EXERCISE DIRECTIONS: For each line below that includes the word "true", make a copy.

(Dataset rows)

──────────

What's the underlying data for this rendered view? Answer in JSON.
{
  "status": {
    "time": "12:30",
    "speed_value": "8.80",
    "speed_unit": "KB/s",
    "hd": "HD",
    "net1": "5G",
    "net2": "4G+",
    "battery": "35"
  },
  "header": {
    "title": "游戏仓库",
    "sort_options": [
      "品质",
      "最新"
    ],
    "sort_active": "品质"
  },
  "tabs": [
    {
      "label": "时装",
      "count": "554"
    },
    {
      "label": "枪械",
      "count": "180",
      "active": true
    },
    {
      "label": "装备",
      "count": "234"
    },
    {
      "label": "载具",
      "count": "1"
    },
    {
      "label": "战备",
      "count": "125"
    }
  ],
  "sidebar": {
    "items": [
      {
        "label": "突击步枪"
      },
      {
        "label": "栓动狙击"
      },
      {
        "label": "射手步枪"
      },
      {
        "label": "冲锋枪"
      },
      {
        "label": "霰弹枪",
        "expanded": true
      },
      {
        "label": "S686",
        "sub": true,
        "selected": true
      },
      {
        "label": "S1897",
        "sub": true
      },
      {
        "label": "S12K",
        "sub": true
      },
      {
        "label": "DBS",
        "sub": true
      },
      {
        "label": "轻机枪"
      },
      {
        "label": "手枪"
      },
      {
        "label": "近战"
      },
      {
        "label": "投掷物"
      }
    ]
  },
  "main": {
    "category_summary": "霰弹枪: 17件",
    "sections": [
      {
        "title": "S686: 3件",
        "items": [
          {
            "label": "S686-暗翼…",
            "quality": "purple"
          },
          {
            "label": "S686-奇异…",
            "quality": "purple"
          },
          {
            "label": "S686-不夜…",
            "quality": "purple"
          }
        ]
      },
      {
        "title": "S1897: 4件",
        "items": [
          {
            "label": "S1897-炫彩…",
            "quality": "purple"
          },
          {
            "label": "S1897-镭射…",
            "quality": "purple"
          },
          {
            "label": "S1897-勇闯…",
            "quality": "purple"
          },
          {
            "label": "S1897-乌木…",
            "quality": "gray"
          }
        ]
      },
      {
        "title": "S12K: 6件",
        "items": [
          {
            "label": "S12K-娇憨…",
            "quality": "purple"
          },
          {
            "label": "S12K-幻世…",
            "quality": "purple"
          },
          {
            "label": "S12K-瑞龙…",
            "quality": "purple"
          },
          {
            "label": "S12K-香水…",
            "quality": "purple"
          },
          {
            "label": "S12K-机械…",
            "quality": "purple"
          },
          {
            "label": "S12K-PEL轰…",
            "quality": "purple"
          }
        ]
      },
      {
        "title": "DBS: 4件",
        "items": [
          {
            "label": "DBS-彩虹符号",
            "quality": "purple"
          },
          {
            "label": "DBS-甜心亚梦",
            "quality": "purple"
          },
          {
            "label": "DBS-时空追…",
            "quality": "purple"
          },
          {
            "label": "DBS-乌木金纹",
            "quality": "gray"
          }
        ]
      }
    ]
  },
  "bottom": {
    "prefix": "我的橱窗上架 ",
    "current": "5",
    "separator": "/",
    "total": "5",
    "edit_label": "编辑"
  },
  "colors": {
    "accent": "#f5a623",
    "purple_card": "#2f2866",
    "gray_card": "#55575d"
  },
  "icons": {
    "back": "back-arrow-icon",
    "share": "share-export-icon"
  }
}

──────────

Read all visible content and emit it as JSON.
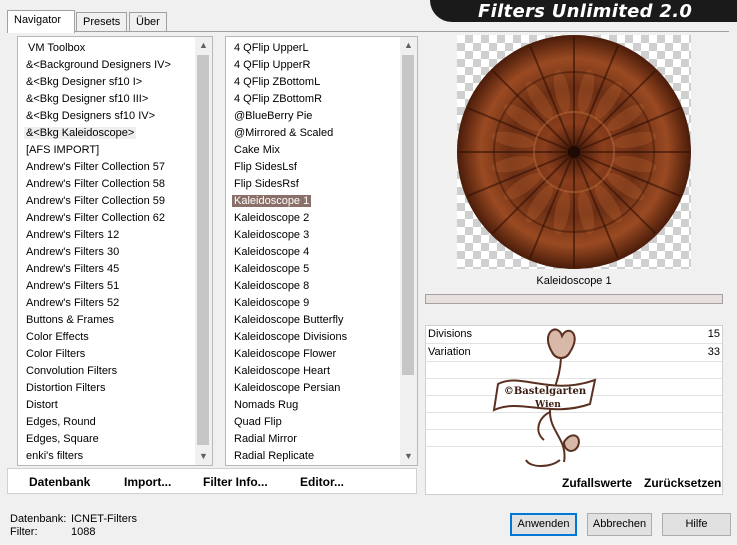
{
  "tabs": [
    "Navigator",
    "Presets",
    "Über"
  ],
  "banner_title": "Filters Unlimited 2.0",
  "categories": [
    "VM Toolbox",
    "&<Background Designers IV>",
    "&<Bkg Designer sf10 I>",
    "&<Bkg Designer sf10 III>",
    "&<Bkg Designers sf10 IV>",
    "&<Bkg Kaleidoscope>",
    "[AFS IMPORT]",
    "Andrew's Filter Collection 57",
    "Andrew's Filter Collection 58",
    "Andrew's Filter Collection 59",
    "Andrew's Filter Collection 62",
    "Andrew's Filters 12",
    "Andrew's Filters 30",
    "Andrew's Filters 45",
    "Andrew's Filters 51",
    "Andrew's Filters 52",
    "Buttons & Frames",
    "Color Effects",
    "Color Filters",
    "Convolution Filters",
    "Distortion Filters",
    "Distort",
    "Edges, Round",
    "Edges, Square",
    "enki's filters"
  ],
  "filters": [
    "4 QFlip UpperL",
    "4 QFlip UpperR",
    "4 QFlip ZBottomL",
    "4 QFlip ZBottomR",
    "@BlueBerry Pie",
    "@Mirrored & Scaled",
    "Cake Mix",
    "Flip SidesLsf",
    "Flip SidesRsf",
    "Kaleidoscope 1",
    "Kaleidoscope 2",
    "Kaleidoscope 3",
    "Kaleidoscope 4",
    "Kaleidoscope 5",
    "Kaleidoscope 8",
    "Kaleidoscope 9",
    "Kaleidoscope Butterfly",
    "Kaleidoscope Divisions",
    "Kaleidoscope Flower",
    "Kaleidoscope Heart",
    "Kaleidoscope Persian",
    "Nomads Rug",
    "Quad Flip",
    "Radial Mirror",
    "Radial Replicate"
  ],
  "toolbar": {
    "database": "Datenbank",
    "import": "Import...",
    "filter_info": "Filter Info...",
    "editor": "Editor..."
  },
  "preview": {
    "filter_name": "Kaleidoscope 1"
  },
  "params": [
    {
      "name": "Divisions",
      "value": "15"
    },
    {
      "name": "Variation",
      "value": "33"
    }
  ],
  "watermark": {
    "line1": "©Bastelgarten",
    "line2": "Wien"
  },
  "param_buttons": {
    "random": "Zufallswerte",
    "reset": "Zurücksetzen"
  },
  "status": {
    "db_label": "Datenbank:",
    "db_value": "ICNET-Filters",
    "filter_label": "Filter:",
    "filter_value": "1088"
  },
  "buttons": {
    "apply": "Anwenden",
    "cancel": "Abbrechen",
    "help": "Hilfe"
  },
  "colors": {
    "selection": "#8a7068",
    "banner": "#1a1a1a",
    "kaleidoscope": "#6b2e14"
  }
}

──────────

FINISHED TASK:
      "active": true
        "expanded": true
        "sub": true,
        "selected": true
        "sub": true
        "sub": true
        "sub": true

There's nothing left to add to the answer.